§ Work instructions:
Your task is to give the number of lines in the listing that include "text", and nothing else.

§ Extracted records:
⁂

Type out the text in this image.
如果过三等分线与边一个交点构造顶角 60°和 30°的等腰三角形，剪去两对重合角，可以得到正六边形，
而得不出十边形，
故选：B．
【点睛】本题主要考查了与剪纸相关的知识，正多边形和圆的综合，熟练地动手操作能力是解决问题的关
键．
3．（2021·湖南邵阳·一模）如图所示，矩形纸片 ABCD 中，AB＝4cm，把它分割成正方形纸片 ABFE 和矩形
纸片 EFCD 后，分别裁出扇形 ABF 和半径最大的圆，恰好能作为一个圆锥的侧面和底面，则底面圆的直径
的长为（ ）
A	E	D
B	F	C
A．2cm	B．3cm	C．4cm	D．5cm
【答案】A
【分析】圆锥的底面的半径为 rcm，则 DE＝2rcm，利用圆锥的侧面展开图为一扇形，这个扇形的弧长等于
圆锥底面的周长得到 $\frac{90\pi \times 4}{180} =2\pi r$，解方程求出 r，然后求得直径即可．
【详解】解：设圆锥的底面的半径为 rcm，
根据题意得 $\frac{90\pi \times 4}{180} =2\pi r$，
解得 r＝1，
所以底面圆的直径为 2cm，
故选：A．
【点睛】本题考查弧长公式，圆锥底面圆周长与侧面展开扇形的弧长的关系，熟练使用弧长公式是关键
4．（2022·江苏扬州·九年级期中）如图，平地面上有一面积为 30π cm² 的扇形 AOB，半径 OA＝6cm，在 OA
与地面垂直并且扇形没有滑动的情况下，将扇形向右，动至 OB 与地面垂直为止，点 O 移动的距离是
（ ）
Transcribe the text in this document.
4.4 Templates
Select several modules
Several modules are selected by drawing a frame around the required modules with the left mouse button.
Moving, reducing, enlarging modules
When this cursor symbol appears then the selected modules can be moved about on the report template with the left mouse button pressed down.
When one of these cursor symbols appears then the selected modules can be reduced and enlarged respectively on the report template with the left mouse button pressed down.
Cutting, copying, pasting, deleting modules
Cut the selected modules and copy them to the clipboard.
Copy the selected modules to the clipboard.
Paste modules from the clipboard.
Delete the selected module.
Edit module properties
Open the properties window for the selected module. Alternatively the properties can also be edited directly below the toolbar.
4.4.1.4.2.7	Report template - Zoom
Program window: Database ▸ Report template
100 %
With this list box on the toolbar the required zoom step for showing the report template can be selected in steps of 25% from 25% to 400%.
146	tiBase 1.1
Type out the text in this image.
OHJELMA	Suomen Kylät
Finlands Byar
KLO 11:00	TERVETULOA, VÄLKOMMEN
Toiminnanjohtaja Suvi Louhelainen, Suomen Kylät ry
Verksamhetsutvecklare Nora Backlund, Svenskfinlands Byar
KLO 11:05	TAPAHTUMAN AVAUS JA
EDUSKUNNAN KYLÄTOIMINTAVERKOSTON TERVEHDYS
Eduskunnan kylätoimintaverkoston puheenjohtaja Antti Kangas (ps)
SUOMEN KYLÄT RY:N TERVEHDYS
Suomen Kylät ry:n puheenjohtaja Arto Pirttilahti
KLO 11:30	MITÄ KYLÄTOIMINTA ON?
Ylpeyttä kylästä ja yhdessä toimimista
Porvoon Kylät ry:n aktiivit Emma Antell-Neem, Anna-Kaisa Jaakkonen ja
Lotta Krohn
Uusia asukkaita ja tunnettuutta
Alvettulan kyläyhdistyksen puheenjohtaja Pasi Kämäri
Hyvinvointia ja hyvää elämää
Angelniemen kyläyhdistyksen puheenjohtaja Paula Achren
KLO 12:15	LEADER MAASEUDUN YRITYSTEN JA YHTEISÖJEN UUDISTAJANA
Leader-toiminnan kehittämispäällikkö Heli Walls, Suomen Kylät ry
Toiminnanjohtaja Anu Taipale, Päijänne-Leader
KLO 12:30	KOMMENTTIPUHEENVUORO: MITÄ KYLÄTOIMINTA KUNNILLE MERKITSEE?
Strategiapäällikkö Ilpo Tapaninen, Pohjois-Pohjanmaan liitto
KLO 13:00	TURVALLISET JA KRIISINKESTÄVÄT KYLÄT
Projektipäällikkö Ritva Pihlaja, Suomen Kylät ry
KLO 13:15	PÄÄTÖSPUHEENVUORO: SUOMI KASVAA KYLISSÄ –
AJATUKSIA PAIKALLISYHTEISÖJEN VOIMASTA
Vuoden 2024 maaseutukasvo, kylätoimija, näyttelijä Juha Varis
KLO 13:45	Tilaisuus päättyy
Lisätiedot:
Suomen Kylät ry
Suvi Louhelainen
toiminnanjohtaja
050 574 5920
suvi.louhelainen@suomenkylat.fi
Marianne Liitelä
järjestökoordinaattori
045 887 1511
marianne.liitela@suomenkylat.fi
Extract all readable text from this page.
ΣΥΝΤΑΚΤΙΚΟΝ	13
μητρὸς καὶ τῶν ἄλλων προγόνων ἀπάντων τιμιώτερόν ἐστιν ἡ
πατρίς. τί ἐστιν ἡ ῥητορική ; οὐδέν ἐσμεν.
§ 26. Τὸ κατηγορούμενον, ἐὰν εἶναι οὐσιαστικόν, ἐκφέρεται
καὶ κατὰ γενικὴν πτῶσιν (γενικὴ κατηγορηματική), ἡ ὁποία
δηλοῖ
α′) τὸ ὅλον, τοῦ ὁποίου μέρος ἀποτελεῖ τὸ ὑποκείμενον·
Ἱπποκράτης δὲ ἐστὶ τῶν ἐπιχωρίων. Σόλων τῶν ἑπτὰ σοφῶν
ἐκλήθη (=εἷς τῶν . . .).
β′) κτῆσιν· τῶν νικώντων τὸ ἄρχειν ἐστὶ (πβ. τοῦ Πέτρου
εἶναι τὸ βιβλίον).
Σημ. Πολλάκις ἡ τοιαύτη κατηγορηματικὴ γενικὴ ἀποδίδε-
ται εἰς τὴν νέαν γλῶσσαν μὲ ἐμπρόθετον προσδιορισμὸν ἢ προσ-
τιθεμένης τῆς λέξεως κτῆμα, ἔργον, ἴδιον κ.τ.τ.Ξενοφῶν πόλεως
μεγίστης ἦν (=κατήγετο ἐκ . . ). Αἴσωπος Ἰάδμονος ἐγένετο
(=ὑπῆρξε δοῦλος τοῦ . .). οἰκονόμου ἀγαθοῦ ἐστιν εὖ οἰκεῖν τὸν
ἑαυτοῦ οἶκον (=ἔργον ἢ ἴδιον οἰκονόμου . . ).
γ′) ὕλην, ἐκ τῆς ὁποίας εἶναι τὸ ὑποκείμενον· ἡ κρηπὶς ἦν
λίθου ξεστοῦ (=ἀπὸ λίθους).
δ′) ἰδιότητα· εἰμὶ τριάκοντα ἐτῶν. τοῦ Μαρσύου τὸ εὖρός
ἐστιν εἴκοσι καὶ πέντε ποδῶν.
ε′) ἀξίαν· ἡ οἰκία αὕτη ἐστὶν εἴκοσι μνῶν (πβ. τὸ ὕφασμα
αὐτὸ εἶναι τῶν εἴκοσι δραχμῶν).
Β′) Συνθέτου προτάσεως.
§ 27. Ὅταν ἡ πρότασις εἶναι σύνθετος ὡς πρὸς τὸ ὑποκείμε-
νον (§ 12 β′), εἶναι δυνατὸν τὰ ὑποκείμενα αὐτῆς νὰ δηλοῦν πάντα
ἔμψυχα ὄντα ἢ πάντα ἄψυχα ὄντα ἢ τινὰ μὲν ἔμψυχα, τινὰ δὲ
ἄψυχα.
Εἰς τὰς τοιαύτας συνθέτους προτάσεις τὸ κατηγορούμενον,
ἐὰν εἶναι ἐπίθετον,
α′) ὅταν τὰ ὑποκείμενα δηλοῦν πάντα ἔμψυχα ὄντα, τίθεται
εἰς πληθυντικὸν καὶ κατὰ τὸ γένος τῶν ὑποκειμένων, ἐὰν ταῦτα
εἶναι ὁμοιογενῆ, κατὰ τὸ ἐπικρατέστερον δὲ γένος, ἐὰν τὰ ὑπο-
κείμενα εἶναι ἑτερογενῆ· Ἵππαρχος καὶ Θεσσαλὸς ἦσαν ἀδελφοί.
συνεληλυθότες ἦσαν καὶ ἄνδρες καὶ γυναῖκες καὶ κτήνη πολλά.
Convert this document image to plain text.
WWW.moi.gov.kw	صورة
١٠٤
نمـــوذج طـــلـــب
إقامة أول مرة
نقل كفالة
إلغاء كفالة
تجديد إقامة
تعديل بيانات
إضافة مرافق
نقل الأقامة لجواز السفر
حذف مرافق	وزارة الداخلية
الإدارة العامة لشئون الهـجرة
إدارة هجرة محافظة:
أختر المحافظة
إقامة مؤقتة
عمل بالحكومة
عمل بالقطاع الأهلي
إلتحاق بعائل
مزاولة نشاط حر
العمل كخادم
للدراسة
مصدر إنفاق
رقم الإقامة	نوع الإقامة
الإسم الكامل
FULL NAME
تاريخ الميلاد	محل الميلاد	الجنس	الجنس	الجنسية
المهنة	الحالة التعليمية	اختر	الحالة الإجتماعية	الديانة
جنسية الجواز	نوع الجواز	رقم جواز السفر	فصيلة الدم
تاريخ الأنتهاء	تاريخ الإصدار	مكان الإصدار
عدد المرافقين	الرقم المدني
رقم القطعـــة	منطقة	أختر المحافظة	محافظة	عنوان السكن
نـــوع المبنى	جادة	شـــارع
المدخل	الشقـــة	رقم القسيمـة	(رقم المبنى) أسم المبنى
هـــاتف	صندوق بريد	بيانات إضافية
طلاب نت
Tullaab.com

⁂

§ Complete answer:
5